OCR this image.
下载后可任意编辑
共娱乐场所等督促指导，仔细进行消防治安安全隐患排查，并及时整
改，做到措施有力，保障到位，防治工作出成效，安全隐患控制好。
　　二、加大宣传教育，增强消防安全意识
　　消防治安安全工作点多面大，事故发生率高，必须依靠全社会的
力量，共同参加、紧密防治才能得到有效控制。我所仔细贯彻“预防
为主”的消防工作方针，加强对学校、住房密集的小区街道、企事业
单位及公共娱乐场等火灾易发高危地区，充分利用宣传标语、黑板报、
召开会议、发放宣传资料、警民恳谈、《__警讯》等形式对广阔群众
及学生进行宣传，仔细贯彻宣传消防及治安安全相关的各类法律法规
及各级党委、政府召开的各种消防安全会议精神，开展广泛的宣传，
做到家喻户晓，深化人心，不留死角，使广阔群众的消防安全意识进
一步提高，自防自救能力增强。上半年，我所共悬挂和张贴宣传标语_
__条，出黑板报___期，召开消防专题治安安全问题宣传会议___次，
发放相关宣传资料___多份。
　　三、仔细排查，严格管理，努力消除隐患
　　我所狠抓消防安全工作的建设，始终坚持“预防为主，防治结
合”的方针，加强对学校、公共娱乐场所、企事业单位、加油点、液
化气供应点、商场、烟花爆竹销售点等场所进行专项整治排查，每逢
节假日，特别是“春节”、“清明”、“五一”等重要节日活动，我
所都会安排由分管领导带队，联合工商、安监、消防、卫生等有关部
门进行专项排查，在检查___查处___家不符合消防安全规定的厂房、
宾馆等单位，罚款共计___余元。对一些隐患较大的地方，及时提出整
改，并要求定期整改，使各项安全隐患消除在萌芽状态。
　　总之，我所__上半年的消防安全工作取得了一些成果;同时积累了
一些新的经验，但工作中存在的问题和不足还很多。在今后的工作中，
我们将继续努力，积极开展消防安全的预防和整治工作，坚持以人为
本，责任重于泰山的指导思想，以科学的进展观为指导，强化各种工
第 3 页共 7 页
---*---
▶ _WHAT IS NEEDED_: Reproduce the entire listing word for word.

▶ _WORKED ANSWER_:
OCR this image.
下载后可任意编辑
共娱乐场所等督促指导，仔细进行消防治安安全隐患排查，并及时整
改，做到措施有力，保障到位，防治工作出成效，安全隐患控制好。
　　二、加大宣传教育，增强消防安全意识
　　消防治安安全工作点多面大，事故发生率高，必须依靠全社会的
力量，共同参加、紧密防治才能得到有效控制。我所仔细贯彻“预防
为主”的消防工作方针，加强对学校、住房密集的小区街道、企事业
单位及公共娱乐场等火灾易发高危地区，充分利用宣传标语、黑板报、
召开会议、发放宣传资料、警民恳谈、《__警讯》等形式对广阔群众
及学生进行宣传，仔细贯彻宣传消防及治安安全相关的各类法律法规
及各级党委、政府召开的各种消防安全会议精神，开展广泛的宣传，
做到家喻户晓，深化人心，不留死角，使广阔群众的消防安全意识进
一步提高，自防自救能力增强。上半年，我所共悬挂和张贴宣传标语_
__条，出黑板报___期，召开消防专题治安安全问题宣传会议___次，
发放相关宣传资料___多份。
　　三、仔细排查，严格管理，努力消除隐患
　　我所狠抓消防安全工作的建设，始终坚持“预防为主，防治结
合”的方针，加强对学校、公共娱乐场所、企事业单位、加油点、液
化气供应点、商场、烟花爆竹销售点等场所进行专项整治排查，每逢
节假日，特别是“春节”、“清明”、“五一”等重要节日活动，我
所都会安排由分管领导带队，联合工商、安监、消防、卫生等有关部
门进行专项排查，在检查___查处___家不符合消防安全规定的厂房、
宾馆等单位，罚款共计___余元。对一些隐患较大的地方，及时提出整
改，并要求定期整改，使各项安全隐患消除在萌芽状态。
　　总之，我所__上半年的消防安全工作取得了一些成果;同时积累了
一些新的经验，但工作中存在的问题和不足还很多。在今后的工作中，
我们将继续努力，积极开展消防安全的预防和整治工作，坚持以人为
本，责任重于泰山的指导思想，以科学的进展观为指导，强化各种工
第 3 页共 7 页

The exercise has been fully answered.